> WHAT IS BEING ASKED
Turn every line of the items below into a JSON list of strings, one string per line, skipping blank lines and leaving out the pictures.
::: RECORD EXCERPTS :::
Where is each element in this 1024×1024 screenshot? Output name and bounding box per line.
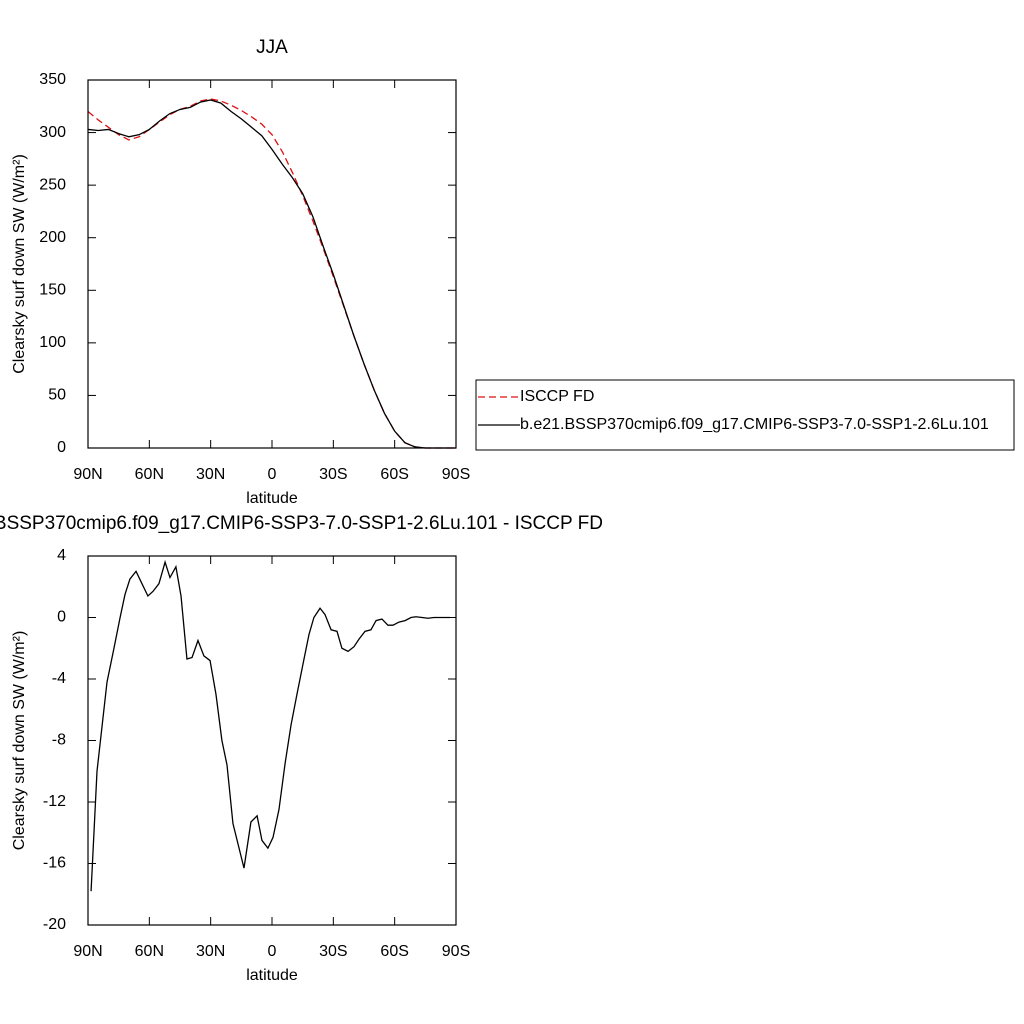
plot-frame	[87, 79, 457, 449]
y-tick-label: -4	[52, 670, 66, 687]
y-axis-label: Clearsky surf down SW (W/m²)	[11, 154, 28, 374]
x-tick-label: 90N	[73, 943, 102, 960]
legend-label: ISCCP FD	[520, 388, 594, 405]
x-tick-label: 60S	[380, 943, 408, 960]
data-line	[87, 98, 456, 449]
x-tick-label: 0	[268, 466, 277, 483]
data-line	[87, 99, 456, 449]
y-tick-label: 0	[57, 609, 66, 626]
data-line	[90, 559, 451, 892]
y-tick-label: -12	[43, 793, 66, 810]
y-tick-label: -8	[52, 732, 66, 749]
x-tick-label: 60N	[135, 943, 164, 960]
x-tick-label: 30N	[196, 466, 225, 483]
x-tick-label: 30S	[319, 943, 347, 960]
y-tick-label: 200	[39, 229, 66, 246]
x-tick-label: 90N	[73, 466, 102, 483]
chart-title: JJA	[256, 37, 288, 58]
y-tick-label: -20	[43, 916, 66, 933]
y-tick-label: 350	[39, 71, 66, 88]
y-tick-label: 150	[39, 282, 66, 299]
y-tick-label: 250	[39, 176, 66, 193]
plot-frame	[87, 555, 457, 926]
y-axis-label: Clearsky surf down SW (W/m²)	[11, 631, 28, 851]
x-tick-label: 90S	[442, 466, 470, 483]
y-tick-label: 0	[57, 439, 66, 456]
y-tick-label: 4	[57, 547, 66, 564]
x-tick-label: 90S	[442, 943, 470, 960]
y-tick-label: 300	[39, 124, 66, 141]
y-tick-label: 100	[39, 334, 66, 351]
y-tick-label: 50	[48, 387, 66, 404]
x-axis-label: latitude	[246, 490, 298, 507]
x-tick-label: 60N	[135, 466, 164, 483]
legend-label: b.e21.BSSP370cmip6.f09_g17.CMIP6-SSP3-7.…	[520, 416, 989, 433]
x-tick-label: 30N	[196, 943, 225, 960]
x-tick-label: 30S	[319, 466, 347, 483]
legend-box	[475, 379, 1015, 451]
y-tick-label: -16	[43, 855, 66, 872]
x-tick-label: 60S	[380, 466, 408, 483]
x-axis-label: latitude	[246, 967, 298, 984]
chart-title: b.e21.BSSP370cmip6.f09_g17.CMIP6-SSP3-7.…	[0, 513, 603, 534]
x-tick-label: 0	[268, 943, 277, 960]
:::
> ANSWER TO THIS EXERCISE
[
  "Where is each element in this 1024×1024 screenshot? Output name and bounding box per line.",
  "plot-frame\t[87, 79, 457, 449]",
  "y-tick-label: -4\t[52, 670, 66, 687]",
  "y-axis-label: Clearsky surf down SW (W/m²)\t[11, 154, 28, 374]",
  "x-tick-label: 90N\t[73, 943, 102, 960]",
  "legend-label: ISCCP FD\t[520, 388, 594, 405]",
  "x-tick-label: 60S\t[380, 943, 408, 960]",
  "data-line\t[87, 98, 456, 449]",
  "x-tick-label: 0\t[268, 466, 277, 483]",
  "data-line\t[87, 99, 456, 449]",
  "y-tick-label: 0\t[57, 609, 66, 626]",
  "data-line\t[90, 559, 451, 892]",
  "y-tick-label: -12\t[43, 793, 66, 810]",
  "y-tick-label: -8\t[52, 732, 66, 749]",
  "x-tick-label: 60N\t[135, 943, 164, 960]",
  "x-tick-label: 30N\t[196, 466, 225, 483]",
  "x-tick-label: 30S\t[319, 943, 347, 960]",
  "y-tick-label: 200\t[39, 229, 66, 246]",
  "x-tick-label: 90N\t[73, 466, 102, 483]",
  "chart-title: JJA\t[256, 37, 288, 58]",
  "y-tick-label: -20\t[43, 916, 66, 933]",
  "y-tick-label: 350\t[39, 71, 66, 88]",
  "y-tick-label: 150\t[39, 282, 66, 299]",
  "y-tick-label: 250\t[39, 176, 66, 193]",
  "plot-frame\t[87, 555, 457, 926]",
  "y-axis-label: Clearsky surf down SW (W/m²)\t[11, 631, 28, 851]",
  "x-tick-label: 90S\t[442, 466, 470, 483]",
  "y-tick-label: 0\t[57, 439, 66, 456]",
  "y-tick-label: 4\t[57, 547, 66, 564]",
  "x-tick-label: 90S\t[442, 943, 470, 960]",
  "y-tick-label: 300\t[39, 124, 66, 141]",
  "y-tick-label: 100\t[39, 334, 66, 351]",
  "y-tick-label: 50\t[48, 387, 66, 404]",
  "x-axis-label: latitude\t[246, 490, 298, 507]",
  "x-tick-label: 60N\t[135, 466, 164, 483]",
  "legend-label: b.e21.BSSP370cmip6.f09_g17.CMIP6-SSP3-7.…\t[520, 416, 989, 433]",
  "x-tick-label: 30N\t[196, 943, 225, 960]",
  "x-tick-label: 30S\t[319, 466, 347, 483]",
  "legend-box\t[475, 379, 1015, 451]",
  "y-tick-label: -16\t[43, 855, 66, 872]",
  "x-tick-label: 60S\t[380, 466, 408, 483]",
  "x-axis-label: latitude\t[246, 967, 298, 984]",
  "chart-title: b.e21.BSSP370cmip6.f09_g17.CMIP6-SSP3-7.…\t[0, 513, 603, 534]",
  "x-tick-label: 0\t[268, 943, 277, 960]"
]